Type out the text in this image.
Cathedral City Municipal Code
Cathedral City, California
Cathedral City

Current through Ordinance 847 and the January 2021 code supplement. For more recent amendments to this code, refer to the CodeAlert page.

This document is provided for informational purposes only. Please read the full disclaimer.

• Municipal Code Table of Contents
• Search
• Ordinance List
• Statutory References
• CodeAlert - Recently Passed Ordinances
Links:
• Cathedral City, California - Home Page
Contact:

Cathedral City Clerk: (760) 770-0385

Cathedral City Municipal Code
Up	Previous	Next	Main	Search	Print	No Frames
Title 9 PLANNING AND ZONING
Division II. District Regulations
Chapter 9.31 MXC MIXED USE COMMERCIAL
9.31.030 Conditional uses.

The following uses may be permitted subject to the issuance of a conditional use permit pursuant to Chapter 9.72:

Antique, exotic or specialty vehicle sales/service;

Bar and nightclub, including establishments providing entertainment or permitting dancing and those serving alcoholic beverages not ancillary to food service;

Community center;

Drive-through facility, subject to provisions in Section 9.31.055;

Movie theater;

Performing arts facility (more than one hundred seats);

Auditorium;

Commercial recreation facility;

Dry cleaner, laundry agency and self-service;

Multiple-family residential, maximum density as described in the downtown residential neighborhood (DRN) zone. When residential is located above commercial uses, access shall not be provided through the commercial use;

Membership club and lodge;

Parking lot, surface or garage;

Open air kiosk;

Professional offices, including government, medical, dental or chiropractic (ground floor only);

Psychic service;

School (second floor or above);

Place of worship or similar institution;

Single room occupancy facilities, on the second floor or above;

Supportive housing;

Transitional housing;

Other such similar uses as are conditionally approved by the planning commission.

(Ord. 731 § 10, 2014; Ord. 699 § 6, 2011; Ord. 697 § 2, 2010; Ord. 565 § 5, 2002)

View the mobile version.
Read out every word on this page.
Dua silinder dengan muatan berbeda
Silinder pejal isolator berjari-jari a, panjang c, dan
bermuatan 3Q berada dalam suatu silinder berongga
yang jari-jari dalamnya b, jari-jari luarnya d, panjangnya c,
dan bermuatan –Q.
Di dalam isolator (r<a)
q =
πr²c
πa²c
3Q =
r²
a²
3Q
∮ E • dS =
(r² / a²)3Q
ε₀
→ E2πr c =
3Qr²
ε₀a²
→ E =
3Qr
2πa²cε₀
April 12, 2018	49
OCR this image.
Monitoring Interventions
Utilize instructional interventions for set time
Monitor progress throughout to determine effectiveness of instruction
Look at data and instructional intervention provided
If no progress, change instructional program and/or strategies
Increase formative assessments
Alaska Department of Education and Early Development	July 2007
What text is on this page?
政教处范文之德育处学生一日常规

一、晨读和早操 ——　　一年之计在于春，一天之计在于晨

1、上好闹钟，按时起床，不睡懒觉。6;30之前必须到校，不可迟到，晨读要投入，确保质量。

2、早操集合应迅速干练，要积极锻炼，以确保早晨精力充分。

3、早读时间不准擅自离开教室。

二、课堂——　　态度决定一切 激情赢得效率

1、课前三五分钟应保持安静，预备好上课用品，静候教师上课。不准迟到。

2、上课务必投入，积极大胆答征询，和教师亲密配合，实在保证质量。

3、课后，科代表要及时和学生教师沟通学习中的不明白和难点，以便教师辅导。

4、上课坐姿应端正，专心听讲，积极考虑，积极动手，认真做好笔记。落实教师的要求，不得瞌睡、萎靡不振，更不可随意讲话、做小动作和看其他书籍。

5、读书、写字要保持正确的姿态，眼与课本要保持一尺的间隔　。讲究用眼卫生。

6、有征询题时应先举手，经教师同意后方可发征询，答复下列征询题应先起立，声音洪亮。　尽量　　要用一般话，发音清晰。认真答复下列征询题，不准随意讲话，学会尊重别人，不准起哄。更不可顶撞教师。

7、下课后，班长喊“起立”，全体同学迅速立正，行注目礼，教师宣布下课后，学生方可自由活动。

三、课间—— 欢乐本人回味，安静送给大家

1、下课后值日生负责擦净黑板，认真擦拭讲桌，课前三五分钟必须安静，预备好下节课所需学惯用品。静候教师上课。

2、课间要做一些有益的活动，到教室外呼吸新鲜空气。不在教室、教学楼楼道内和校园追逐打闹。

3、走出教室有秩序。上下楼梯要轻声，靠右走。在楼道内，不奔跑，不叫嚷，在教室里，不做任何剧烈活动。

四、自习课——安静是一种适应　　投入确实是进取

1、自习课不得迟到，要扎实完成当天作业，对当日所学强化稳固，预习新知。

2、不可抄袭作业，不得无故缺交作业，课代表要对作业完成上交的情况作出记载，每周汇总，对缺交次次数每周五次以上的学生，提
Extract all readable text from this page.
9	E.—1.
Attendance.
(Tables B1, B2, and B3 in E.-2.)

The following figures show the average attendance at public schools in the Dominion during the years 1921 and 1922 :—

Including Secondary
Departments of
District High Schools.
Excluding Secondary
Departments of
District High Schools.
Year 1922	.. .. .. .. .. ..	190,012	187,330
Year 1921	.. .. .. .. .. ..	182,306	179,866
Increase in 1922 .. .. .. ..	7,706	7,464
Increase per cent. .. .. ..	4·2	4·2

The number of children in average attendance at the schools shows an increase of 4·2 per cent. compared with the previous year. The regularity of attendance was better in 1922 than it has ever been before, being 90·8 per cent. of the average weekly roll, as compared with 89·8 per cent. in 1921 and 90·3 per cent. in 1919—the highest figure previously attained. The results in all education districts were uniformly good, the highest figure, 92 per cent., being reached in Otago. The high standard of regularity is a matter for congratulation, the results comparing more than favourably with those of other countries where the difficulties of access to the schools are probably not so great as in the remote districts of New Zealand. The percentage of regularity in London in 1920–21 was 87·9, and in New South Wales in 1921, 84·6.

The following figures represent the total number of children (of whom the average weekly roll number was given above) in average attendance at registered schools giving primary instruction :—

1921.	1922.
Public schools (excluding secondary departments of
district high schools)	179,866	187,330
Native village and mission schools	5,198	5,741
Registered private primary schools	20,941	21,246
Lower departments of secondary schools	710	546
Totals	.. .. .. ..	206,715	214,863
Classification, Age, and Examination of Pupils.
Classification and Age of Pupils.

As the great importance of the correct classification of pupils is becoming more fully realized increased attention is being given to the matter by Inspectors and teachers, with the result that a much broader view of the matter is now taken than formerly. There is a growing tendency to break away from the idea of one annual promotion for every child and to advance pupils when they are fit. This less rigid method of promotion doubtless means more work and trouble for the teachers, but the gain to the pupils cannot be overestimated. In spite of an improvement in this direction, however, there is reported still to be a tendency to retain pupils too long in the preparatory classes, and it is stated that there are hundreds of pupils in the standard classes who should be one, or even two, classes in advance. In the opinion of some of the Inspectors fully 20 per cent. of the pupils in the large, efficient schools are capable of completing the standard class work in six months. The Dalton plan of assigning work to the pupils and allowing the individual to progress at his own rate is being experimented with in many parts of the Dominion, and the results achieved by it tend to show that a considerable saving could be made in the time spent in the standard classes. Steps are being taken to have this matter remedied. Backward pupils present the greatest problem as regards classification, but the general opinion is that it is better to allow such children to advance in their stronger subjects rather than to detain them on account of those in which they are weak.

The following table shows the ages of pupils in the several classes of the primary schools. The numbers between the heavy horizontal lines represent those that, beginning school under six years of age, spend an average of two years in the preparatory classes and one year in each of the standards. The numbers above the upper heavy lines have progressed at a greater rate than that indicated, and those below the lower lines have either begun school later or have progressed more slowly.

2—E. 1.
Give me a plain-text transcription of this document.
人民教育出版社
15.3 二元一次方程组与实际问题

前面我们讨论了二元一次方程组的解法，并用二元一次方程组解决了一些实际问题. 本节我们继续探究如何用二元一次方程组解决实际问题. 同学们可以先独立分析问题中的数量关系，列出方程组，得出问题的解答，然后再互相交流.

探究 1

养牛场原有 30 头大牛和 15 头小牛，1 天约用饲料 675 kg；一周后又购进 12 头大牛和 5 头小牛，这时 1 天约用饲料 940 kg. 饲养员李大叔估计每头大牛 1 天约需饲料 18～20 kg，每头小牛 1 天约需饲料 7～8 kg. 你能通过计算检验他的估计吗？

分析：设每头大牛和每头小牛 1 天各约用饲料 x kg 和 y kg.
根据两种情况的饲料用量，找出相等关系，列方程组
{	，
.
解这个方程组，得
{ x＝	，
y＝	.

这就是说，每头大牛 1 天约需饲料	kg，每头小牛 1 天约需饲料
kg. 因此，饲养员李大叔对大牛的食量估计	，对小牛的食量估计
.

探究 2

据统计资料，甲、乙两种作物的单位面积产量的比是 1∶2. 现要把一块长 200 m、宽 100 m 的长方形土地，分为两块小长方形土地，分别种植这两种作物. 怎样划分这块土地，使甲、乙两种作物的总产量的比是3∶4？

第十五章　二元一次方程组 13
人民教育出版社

[Problem details] Return every line from the records above that holds the word "floor".

[Exercise solution]
Professional offices, including government, medical, dental or chiropractic (ground floor only);
School (second floor or above);
Single room occupancy facilities, on the second floor or above;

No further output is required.